* [Excerpt]
Vocation

Robert Bringhurst makes a convincing case for taking up a vocation in a lecture given at the University of Victoria, British Columbia in 1998 under the title "The Vocation of Being, The Text of the Whole" available in The Tree of Meaning: Thirteen Talks.

In the beginning, a vocation isn't much. Just perhaps a nagging interest that blossoms as habitual attention. It matures into continuous, compassionate, active, multivalent curiosity. Curiosity like that has a peculiar effect. It produces, over time, a sense of intellectual responsibility. And that produces in its turn a nonconforming and nonconfining sense of identity. In other words, it is whole. A job is always a fragment. Vocation is whole.
I am with him until the division into whole and fragment. I am all for challenging alienated and alienating labour. However, if vocation is a calling, it is invariably split off from a unified identity. The call must emanate from somewhere. Aside from the topology of call and response that seems at the very least to require a fractured subject, there is something else niggling.

* [Exercise instructions]
a – According to the vocation passage, where and in what year was Robert Bringhurst's lecture given?
b – Echo the vocation passage word for word. Begin at the words "Robert Bringhurst makes" and stop after "Vocation is whole.".

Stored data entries
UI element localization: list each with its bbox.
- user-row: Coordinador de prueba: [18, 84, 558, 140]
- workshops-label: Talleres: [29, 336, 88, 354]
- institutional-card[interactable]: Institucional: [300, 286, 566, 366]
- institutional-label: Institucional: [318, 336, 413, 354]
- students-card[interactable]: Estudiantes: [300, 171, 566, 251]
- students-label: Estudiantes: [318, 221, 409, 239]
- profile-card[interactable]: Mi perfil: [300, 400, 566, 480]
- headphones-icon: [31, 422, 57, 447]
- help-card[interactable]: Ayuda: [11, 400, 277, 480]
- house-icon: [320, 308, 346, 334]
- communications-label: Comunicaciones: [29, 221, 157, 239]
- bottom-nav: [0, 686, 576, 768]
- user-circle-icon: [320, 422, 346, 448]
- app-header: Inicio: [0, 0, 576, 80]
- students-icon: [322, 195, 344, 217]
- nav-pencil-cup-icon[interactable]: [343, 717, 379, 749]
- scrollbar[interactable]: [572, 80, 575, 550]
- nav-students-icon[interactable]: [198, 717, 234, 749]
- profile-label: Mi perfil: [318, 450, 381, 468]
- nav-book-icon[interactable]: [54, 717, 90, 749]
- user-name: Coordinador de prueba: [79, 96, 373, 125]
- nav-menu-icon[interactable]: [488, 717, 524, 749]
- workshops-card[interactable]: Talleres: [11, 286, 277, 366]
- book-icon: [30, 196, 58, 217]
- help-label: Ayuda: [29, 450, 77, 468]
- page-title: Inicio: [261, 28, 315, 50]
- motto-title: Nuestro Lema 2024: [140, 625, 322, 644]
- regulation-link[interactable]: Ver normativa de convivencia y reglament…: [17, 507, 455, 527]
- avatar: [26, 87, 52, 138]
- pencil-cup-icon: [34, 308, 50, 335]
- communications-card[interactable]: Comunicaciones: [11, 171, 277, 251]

* [Responses by item number]
a – At the University of Victoria, British Columbia, in 1998.

b –
Robert Bringhurst makes a convincing case for taking up a vocation in a lecture given at the University of Victoria, British Columbia in 1998 under the title "The Vocation of Being, The Text of the Whole" available in The Tree of Meaning: Thirteen Talks.

In the beginning, a vocation isn't much. Just perhaps a nagging interest that blossoms as habitual attention. It matures into continuous, compassionate, active, multivalent curiosity. Curiosity like that has a peculiar effect. It produces, over time, a sense of intellectual responsibility. And that produces in its turn a nonconforming and nonconfining sense of identity. In other words, it is whole. A job is always a fragment. Vocation is whole.